> _AIM_:
Wherever a line holds the word "name", copy that line out.
** BEGIN DATA FOR THIS TASK **
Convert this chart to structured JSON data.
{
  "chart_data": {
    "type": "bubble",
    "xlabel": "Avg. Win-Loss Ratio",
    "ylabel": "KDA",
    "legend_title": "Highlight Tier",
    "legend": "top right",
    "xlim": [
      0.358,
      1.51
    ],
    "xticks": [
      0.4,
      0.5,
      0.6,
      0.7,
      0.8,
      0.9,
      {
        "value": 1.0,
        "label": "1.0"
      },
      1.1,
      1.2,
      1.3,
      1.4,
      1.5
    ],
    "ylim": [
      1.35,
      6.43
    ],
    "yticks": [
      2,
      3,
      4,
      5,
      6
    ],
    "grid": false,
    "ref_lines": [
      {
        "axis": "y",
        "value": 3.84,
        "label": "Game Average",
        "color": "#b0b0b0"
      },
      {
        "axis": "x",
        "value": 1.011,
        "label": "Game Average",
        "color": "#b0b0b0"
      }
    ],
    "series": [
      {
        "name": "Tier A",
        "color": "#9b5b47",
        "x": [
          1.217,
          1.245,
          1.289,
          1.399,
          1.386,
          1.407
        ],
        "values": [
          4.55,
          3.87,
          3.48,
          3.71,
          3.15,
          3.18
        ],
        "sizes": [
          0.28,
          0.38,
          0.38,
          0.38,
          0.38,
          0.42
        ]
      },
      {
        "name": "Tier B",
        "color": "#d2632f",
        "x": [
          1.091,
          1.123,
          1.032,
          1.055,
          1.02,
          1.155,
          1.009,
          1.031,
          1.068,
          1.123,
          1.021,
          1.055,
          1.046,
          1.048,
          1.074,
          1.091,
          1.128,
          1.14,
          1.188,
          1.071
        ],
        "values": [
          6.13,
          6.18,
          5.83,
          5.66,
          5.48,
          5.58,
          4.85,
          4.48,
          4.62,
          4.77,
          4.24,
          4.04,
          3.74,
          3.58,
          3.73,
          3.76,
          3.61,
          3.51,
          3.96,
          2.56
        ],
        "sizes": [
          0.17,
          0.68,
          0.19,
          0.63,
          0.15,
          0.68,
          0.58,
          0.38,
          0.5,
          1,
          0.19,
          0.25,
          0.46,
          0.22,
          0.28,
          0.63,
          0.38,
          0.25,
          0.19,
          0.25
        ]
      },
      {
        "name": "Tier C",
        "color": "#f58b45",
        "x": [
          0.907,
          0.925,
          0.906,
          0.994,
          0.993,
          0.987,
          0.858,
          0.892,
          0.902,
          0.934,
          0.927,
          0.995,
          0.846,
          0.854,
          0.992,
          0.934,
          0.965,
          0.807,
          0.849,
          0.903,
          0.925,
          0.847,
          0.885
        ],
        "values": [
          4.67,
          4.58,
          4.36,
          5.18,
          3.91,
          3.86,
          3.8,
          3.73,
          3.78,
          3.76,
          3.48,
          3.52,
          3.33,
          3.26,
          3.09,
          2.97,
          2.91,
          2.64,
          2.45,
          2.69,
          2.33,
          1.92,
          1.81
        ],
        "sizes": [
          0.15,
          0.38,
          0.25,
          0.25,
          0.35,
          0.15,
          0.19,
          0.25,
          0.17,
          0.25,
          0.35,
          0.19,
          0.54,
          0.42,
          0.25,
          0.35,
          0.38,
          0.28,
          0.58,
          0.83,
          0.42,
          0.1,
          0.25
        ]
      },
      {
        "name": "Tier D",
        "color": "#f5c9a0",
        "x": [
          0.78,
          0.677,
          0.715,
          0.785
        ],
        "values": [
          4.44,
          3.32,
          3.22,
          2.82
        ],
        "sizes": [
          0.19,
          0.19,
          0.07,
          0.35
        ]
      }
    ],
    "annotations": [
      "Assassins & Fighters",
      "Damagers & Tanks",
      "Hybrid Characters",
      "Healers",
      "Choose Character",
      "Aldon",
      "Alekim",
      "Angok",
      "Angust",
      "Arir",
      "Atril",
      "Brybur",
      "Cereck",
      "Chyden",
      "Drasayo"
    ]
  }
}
** END DATA FOR THIS TASK **
> _EXERCISE SOLUTION_:
        "name": "Tier A",
        "name": "Tier B",
        "name": "Tier C",
        "name": "Tier D",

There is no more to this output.